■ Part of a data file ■
● ● ● ● ● ● ●
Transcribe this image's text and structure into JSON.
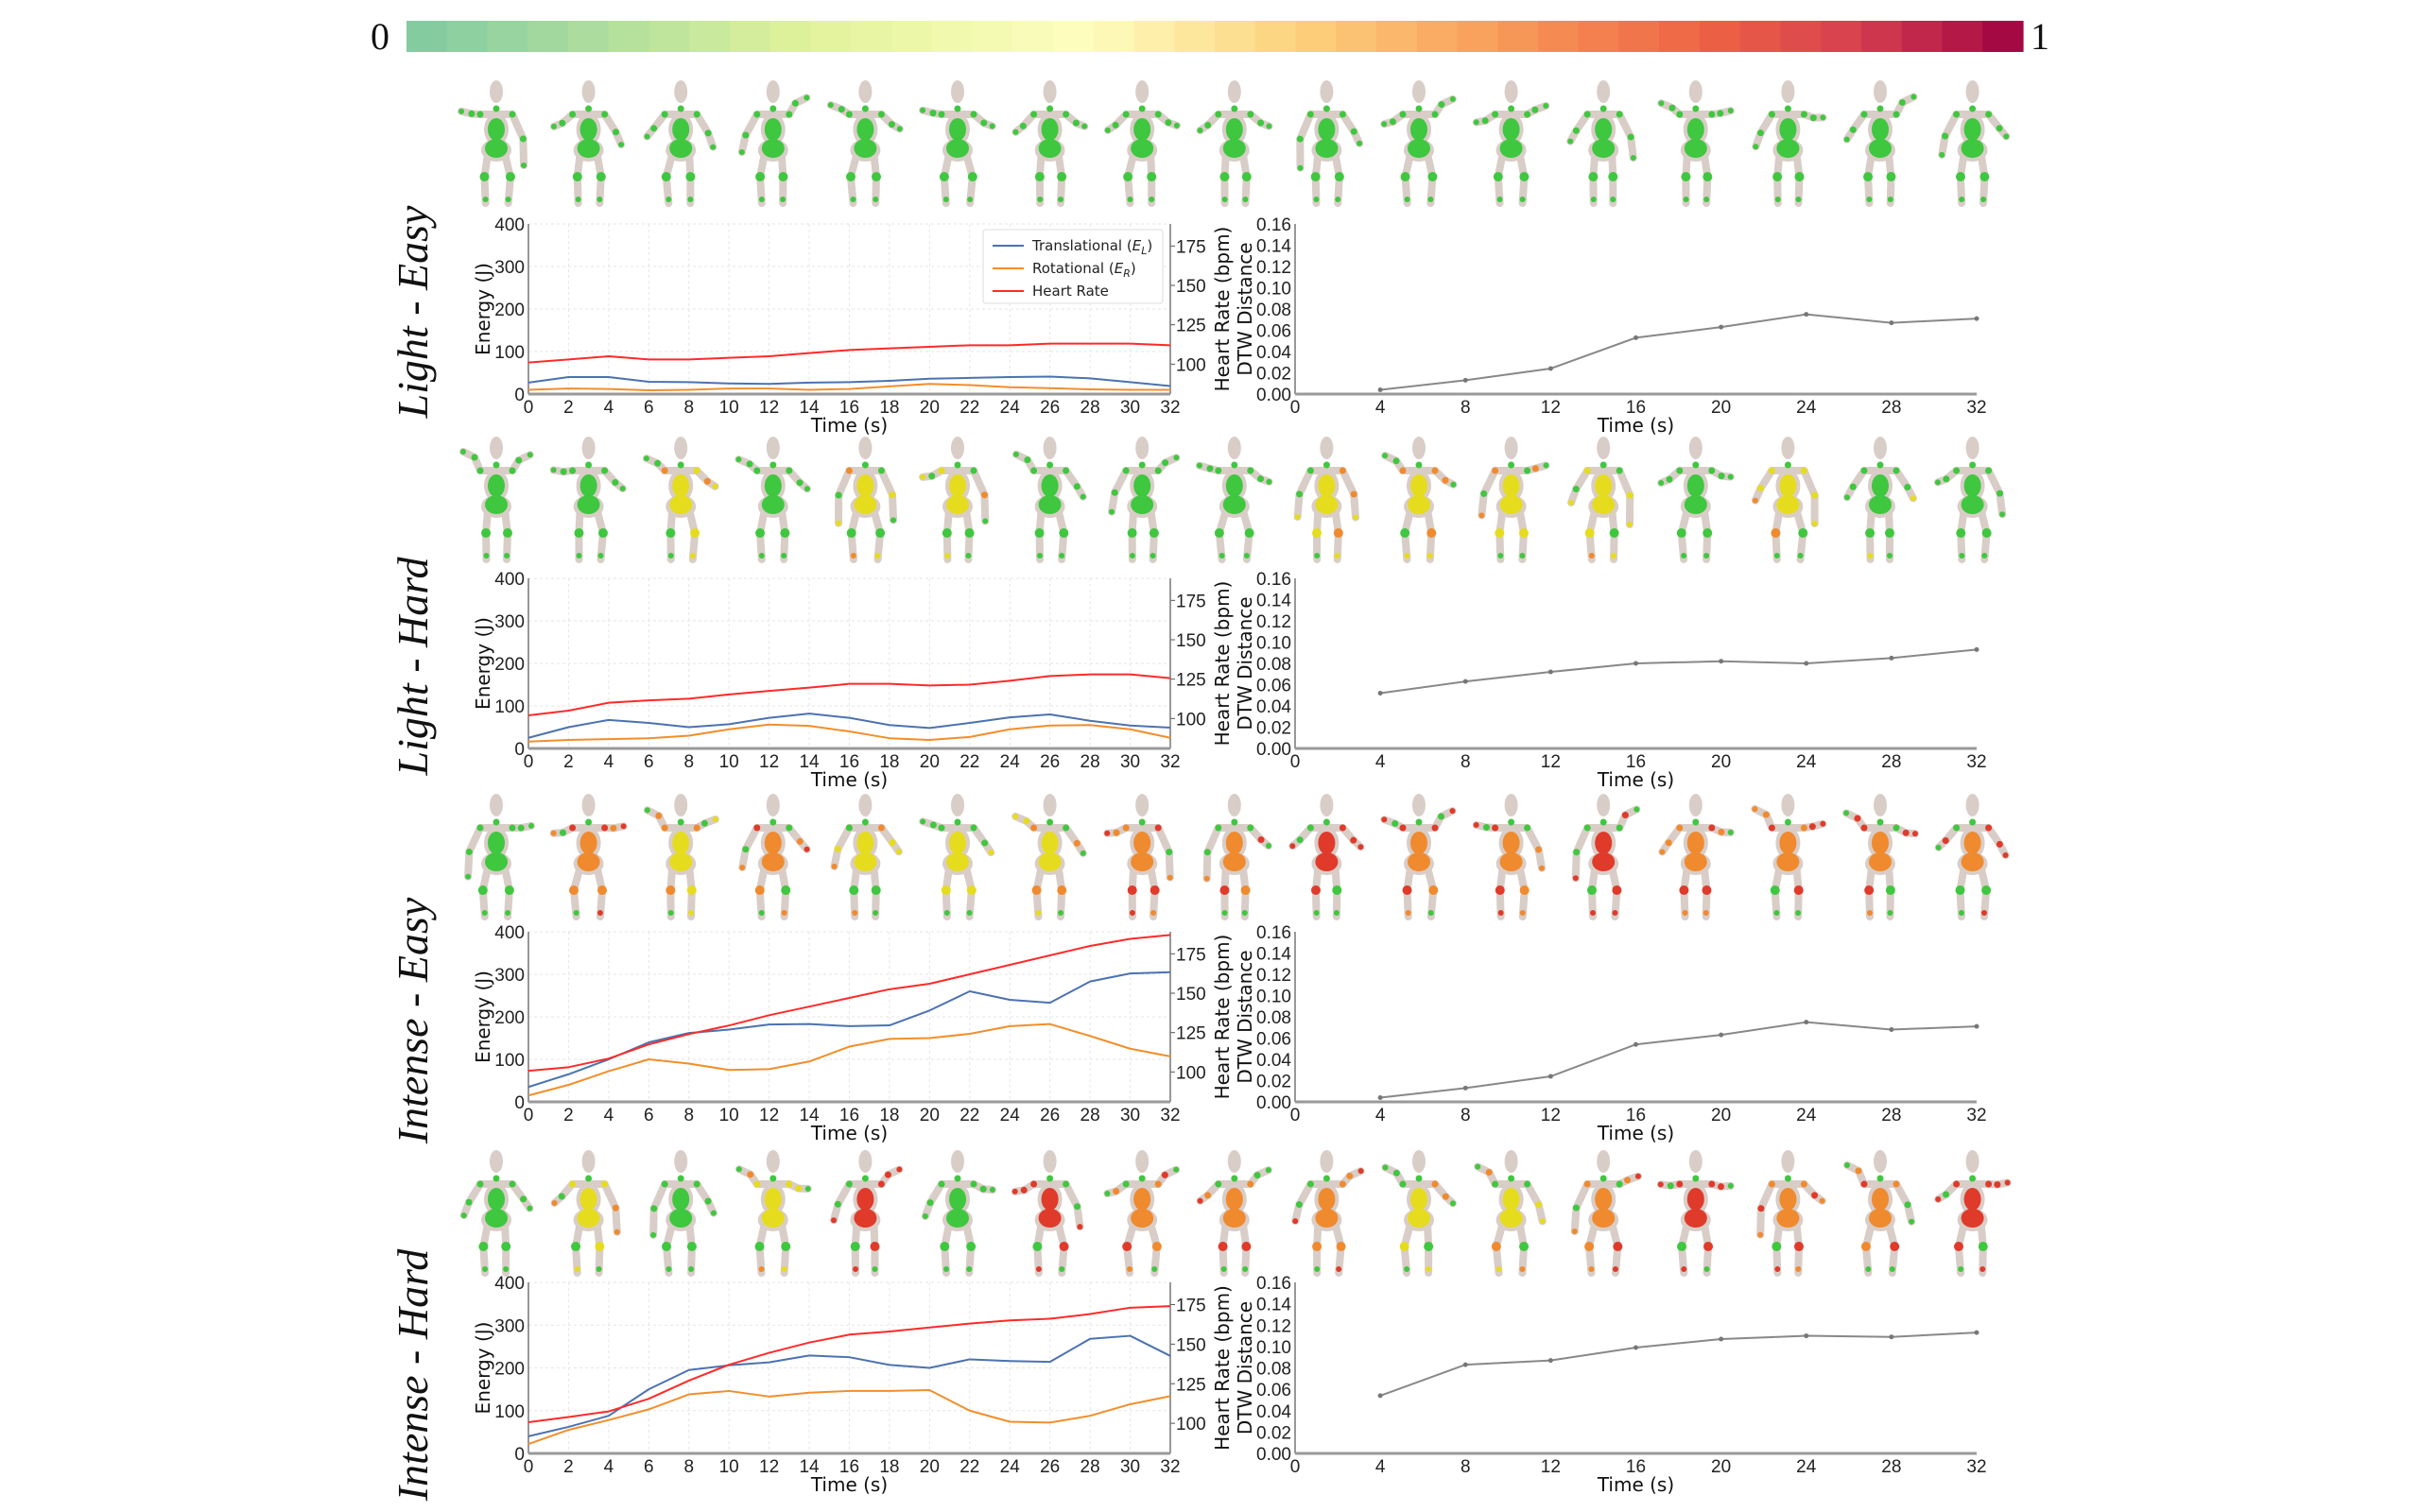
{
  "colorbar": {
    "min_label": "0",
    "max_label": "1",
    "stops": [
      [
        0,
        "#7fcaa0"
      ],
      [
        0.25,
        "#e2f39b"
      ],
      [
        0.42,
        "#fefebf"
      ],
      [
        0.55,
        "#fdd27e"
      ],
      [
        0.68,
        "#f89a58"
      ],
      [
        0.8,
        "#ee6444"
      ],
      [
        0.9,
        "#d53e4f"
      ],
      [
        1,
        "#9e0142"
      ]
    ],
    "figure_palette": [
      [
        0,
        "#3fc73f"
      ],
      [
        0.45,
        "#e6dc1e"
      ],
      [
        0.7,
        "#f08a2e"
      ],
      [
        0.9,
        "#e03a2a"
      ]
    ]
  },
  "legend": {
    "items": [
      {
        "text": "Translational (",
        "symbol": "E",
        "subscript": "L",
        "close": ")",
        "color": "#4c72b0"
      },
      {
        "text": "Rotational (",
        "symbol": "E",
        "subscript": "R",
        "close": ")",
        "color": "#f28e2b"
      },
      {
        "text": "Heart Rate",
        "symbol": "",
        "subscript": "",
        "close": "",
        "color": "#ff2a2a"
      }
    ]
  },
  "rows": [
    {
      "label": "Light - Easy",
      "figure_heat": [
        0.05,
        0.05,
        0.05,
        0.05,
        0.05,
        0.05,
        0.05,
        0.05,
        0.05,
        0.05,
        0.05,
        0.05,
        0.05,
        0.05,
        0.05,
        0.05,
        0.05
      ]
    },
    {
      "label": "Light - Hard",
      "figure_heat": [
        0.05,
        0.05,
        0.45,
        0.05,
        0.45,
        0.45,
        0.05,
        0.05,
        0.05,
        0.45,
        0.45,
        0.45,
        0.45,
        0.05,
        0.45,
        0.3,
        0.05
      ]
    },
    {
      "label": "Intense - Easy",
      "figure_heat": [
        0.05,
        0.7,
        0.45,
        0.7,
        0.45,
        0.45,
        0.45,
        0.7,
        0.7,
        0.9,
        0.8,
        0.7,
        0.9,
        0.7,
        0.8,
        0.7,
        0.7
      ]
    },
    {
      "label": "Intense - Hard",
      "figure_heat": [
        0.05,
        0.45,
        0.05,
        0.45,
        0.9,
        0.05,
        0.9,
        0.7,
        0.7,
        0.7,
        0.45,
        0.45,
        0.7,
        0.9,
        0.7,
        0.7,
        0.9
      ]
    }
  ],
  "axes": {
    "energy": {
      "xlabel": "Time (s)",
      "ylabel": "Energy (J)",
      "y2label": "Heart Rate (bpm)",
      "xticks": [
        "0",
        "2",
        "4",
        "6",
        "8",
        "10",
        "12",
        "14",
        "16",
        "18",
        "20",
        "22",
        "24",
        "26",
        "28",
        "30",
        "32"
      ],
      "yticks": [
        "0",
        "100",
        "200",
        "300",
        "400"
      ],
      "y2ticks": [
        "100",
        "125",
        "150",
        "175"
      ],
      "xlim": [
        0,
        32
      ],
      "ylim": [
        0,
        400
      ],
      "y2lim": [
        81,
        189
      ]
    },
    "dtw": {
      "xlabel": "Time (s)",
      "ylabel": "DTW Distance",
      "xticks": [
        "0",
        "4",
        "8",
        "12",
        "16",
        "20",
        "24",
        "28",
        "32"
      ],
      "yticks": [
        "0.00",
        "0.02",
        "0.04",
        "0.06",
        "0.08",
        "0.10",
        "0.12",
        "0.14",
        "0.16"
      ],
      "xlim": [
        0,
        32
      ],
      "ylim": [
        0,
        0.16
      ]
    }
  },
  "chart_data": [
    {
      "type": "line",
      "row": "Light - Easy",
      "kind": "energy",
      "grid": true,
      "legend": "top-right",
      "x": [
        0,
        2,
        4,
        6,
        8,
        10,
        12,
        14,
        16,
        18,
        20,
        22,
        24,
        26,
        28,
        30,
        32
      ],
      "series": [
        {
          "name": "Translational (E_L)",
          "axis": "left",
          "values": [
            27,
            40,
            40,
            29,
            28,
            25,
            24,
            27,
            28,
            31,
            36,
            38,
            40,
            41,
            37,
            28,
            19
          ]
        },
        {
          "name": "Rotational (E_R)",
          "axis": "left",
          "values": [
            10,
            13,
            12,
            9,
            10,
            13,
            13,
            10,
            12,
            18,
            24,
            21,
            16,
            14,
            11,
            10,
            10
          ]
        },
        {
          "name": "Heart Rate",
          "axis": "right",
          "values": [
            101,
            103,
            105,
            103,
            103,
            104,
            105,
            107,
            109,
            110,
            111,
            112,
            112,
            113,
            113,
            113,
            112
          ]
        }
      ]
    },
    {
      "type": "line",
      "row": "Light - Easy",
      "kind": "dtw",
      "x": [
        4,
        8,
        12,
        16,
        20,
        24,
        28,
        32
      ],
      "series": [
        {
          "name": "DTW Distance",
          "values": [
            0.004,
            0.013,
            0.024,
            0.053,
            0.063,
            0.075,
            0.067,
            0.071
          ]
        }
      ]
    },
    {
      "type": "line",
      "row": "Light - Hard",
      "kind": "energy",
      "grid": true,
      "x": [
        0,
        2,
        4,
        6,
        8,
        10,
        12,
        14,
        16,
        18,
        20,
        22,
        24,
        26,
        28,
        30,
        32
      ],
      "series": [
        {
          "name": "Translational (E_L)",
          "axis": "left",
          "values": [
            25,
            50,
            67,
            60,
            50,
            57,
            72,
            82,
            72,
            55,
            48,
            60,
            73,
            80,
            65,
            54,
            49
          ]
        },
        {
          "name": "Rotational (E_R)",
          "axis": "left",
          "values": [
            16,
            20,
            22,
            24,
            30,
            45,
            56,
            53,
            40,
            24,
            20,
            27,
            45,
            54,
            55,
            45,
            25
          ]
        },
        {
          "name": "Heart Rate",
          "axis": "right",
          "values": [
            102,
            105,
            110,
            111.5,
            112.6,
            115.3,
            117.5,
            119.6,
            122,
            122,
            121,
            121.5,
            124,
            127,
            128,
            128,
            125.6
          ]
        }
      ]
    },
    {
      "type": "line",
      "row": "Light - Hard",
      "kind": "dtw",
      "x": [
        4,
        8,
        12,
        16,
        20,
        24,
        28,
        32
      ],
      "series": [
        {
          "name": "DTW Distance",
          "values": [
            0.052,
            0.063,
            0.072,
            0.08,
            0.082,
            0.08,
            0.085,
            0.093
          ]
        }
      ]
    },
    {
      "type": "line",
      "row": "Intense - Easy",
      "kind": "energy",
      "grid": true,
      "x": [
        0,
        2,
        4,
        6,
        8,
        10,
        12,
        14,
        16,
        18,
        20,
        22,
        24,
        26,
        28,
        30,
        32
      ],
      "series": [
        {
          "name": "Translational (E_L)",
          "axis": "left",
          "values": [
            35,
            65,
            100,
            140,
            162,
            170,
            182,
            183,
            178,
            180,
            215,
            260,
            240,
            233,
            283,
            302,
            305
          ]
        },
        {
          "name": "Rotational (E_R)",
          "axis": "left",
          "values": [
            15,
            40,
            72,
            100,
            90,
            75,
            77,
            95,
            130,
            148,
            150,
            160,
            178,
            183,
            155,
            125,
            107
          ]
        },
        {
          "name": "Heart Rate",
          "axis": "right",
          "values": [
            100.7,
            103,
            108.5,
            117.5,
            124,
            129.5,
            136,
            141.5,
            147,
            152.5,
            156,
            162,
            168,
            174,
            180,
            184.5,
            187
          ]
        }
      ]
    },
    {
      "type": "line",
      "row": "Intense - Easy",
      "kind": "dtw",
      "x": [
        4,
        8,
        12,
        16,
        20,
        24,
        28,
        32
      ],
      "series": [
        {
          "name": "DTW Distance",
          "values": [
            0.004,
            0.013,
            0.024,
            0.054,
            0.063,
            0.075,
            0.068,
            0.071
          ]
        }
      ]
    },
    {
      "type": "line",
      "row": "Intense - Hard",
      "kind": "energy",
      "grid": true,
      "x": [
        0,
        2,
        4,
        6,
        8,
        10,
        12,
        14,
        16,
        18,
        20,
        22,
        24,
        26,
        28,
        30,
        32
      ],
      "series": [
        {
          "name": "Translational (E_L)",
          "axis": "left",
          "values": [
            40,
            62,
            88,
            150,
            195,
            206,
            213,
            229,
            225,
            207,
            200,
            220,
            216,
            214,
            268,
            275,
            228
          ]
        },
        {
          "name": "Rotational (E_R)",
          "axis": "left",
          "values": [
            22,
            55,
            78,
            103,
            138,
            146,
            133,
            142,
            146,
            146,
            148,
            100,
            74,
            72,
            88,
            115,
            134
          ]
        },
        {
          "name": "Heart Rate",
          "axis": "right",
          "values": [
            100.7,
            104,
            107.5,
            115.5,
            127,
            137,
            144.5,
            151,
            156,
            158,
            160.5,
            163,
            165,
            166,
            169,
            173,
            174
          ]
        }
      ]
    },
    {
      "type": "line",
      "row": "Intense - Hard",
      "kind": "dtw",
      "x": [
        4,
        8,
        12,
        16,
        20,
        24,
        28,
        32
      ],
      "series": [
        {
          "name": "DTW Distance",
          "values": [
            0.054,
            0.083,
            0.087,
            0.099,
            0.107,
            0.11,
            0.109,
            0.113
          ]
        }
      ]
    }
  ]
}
● ● ● ● ● ● ●
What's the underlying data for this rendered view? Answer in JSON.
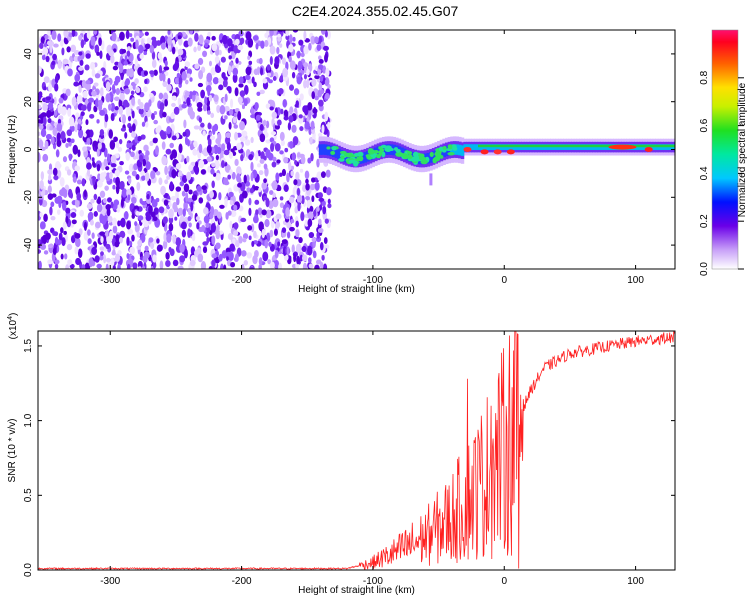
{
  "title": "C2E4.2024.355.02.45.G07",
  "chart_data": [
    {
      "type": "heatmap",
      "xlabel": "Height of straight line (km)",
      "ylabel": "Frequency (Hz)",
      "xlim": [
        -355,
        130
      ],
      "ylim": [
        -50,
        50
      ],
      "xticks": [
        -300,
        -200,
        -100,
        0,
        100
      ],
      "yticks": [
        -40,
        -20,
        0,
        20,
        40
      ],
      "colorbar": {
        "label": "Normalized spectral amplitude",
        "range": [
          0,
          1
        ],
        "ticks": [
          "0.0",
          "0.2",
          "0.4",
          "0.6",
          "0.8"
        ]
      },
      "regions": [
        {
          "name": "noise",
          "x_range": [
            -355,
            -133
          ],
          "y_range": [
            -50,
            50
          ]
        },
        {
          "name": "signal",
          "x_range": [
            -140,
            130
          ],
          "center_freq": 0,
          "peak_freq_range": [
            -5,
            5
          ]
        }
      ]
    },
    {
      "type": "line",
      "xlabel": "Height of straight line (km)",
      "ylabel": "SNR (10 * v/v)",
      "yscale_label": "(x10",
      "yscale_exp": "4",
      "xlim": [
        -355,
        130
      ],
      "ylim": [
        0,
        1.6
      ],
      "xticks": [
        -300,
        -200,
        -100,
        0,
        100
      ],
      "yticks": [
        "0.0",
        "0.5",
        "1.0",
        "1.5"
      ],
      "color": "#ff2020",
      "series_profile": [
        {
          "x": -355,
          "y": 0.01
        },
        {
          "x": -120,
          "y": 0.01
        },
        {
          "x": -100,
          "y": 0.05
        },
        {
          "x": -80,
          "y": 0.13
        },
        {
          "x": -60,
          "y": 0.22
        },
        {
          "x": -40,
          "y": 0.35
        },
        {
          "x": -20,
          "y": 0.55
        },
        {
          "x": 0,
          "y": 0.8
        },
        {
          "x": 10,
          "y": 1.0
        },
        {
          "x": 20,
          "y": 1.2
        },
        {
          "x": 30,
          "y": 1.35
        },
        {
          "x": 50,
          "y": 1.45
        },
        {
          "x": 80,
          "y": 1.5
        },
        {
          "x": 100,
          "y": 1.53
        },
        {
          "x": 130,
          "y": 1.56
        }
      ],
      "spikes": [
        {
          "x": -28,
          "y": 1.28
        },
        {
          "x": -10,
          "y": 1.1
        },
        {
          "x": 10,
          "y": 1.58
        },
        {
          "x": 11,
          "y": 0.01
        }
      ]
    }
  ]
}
● ● ● ● ● ● ●
■ Given request ■
From the records above, report the count of lines containing "text" and nothing more.

■ Exercise result ■
4